Saved entries:
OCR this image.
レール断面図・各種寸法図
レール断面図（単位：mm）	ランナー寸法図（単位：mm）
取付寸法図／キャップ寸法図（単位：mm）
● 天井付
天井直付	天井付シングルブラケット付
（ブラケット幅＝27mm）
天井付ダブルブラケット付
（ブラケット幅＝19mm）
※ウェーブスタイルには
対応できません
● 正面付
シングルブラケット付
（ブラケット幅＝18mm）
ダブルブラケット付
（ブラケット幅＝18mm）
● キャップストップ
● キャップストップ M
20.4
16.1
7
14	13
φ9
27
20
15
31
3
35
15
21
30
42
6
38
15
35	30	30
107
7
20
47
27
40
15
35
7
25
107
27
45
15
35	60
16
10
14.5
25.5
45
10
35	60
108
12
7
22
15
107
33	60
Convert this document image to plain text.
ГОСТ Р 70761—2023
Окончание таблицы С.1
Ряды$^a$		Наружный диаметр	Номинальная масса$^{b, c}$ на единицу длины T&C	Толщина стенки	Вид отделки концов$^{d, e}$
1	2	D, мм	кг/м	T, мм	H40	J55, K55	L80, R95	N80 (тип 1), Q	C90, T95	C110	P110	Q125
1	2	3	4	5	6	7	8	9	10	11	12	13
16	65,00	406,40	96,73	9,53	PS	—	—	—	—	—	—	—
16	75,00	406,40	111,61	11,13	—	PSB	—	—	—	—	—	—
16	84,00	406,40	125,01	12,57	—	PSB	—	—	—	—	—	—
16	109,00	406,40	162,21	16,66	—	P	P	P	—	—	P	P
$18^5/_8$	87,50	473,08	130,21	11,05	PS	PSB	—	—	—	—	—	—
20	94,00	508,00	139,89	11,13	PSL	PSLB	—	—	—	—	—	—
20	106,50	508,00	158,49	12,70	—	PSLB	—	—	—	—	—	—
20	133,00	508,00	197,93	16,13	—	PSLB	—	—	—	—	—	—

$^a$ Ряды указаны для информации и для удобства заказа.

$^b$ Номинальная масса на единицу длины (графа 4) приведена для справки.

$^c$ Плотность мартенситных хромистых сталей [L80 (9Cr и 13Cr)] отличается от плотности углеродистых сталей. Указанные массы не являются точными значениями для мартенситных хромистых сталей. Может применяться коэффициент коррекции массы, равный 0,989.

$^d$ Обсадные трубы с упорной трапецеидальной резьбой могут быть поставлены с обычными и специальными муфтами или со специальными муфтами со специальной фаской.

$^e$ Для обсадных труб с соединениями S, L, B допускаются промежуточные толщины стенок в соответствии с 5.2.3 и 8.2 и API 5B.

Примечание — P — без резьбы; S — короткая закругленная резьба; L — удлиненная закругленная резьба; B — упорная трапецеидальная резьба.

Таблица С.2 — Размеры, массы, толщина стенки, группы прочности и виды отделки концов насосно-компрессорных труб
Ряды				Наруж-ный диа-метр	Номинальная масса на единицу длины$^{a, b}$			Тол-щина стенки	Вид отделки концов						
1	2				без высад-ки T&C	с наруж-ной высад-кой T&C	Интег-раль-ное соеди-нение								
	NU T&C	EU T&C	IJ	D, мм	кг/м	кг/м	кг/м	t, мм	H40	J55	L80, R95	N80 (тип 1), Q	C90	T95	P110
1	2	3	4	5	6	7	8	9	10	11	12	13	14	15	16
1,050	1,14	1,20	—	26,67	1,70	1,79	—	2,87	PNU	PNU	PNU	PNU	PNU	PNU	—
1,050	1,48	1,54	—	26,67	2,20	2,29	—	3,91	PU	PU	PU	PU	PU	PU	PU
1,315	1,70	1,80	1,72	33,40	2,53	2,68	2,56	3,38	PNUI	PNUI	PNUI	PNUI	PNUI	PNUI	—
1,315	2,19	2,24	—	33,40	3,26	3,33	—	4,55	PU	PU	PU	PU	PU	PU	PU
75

DIRECTION:
Reproduce the material in full, with no word added or dropped.

FINAL ANSWER:
OCR this image.
レール断面図・各種寸法図
レール断面図（単位：mm）	ランナー寸法図（単位：mm）
取付寸法図／キャップ寸法図（単位：mm）
● 天井付
天井直付	天井付シングルブラケット付
（ブラケット幅＝27mm）
天井付ダブルブラケット付
（ブラケット幅＝19mm）
※ウェーブスタイルには
対応できません
● 正面付
シングルブラケット付
（ブラケット幅＝18mm）
ダブルブラケット付
（ブラケット幅＝18mm）
● キャップストップ
● キャップストップ M
20.4
16.1
7
14	13
φ9
27
20
15
31
3
35
15
21
30
42
6
38
15
35	30	30
107
7
20
47
27
40
15
35
7
25
107
27
45
15
35	60
16
10
14.5
25.5
45
10
35	60
108
12
7
22
15
107
33	60
Convert this document image to plain text.
ГОСТ Р 70761—2023
Окончание таблицы С.1
Ряды$^a$		Наружный диаметр	Номинальная масса$^{b, c}$ на единицу длины T&C	Толщина стенки	Вид отделки концов$^{d, e}$
1	2	D, мм	кг/м	T, мм	H40	J55, K55	L80, R95	N80 (тип 1), Q	C90, T95	C110	P110	Q125
1	2	3	4	5	6	7	8	9	10	11	12	13
16	65,00	406,40	96,73	9,53	PS	—	—	—	—	—	—	—
16	75,00	406,40	111,61	11,13	—	PSB	—	—	—	—	—	—
16	84,00	406,40	125,01	12,57	—	PSB	—	—	—	—	—	—
16	109,00	406,40	162,21	16,66	—	P	P	P	—	—	P	P
$18^5/_8$	87,50	473,08	130,21	11,05	PS	PSB	—	—	—	—	—	—
20	94,00	508,00	139,89	11,13	PSL	PSLB	—	—	—	—	—	—
20	106,50	508,00	158,49	12,70	—	PSLB	—	—	—	—	—	—
20	133,00	508,00	197,93	16,13	—	PSLB	—	—	—	—	—	—

$^a$ Ряды указаны для информации и для удобства заказа.

$^b$ Номинальная масса на единицу длины (графа 4) приведена для справки.

$^c$ Плотность мартенситных хромистых сталей [L80 (9Cr и 13Cr)] отличается от плотности углеродистых сталей. Указанные массы не являются точными значениями для мартенситных хромистых сталей. Может применяться коэффициент коррекции массы, равный 0,989.

$^d$ Обсадные трубы с упорной трапецеидальной резьбой могут быть поставлены с обычными и специальными муфтами или со специальными муфтами со специальной фаской.

$^e$ Для обсадных труб с соединениями S, L, B допускаются промежуточные толщины стенок в соответствии с 5.2.3 и 8.2 и API 5B.

Примечание — P — без резьбы; S — короткая закругленная резьба; L — удлиненная закругленная резьба; B — упорная трапецеидальная резьба.

Таблица С.2 — Размеры, массы, толщина стенки, группы прочности и виды отделки концов насосно-компрессорных труб
Ряды				Наруж-ный диа-метр	Номинальная масса на единицу длины$^{a, b}$			Тол-щина стенки	Вид отделки концов						
1	2				без высад-ки T&C	с наруж-ной высад-кой T&C	Интег-раль-ное соеди-нение								
	NU T&C	EU T&C	IJ	D, мм	кг/м	кг/м	кг/м	t, мм	H40	J55	L80, R95	N80 (тип 1), Q	C90	T95	P110
1	2	3	4	5	6	7	8	9	10	11	12	13	14	15	16
1,050	1,14	1,20	—	26,67	1,70	1,79	—	2,87	PNU	PNU	PNU	PNU	PNU	PNU	—
1,050	1,48	1,54	—	26,67	2,20	2,29	—	3,91	PU	PU	PU	PU	PU	PU	PU
1,315	1,70	1,80	1,72	33,40	2,53	2,68	2,56	3,38	PNUI	PNUI	PNUI	PNUI	PNUI	PNUI	—
1,315	2,19	2,24	—	33,40	3,26	3,33	—	4,55	PU	PU	PU	PU	PU	PU	PU
75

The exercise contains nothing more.